Scan each line of the records for the word "Claremont" and extract the ones that have it.

------------------------------------------------------------

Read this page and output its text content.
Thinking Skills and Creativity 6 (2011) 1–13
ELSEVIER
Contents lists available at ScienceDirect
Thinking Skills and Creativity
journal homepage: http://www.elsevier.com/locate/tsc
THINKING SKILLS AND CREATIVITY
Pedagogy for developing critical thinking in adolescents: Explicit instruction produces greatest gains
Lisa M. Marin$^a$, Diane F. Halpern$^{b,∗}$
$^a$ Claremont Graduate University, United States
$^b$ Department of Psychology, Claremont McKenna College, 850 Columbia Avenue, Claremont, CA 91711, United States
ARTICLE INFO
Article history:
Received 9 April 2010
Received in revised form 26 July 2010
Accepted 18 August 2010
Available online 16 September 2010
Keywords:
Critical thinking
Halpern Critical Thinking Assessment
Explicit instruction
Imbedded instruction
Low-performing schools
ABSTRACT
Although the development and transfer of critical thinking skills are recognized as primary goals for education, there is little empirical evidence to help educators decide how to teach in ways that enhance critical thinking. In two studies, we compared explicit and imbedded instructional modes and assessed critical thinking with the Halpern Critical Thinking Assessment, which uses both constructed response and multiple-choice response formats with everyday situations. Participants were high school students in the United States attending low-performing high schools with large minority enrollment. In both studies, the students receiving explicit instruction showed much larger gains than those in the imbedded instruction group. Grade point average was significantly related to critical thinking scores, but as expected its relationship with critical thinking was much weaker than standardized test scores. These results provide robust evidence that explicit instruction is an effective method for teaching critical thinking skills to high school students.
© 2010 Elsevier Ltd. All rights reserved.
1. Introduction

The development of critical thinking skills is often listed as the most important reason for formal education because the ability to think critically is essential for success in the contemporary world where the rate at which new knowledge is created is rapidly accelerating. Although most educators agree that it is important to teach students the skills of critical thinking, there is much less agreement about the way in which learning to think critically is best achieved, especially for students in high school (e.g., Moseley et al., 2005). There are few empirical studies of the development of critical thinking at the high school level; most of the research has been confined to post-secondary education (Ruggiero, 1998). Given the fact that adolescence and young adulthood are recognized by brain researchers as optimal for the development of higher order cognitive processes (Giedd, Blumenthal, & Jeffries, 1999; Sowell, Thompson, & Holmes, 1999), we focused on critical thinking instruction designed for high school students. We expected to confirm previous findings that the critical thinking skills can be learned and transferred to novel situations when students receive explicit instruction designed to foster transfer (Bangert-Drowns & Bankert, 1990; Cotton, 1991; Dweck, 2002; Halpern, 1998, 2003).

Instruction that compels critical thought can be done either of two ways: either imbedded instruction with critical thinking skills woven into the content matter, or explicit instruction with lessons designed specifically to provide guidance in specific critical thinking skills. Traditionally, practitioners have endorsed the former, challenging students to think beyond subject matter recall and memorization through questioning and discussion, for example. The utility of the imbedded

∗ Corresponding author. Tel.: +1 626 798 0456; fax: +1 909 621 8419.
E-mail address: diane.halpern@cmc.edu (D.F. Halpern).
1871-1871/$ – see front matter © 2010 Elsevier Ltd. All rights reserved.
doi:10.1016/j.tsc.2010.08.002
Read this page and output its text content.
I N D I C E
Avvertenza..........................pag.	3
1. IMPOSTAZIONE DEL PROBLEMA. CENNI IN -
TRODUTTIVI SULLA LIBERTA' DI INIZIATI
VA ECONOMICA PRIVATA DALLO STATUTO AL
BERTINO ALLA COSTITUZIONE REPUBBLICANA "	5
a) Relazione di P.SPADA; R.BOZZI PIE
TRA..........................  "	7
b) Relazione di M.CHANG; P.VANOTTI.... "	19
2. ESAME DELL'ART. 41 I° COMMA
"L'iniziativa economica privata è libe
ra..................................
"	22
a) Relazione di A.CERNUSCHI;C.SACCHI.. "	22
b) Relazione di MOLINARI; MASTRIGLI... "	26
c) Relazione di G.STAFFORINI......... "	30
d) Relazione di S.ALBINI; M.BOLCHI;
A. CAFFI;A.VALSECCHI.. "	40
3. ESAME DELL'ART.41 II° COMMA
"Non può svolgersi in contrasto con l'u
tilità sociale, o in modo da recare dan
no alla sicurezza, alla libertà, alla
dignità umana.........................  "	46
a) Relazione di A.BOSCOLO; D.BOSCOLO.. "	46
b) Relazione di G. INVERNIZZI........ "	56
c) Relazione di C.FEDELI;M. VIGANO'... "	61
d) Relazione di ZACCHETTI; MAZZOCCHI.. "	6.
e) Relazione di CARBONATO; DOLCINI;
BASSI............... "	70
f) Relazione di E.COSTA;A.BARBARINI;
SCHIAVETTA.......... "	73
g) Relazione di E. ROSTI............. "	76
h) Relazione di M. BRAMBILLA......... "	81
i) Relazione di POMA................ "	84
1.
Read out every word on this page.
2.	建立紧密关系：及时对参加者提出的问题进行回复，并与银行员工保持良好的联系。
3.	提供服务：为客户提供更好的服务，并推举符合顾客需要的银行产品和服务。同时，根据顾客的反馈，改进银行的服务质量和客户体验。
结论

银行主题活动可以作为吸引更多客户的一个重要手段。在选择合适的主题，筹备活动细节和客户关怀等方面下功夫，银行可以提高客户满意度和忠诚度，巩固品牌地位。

------------------------------------------------------------

The solution:
$^a$ Claremont Graduate University, United States
$^b$ Department of Psychology, Claremont McKenna College, 850 Columbia Avenue, Claremont, CA 91711, United States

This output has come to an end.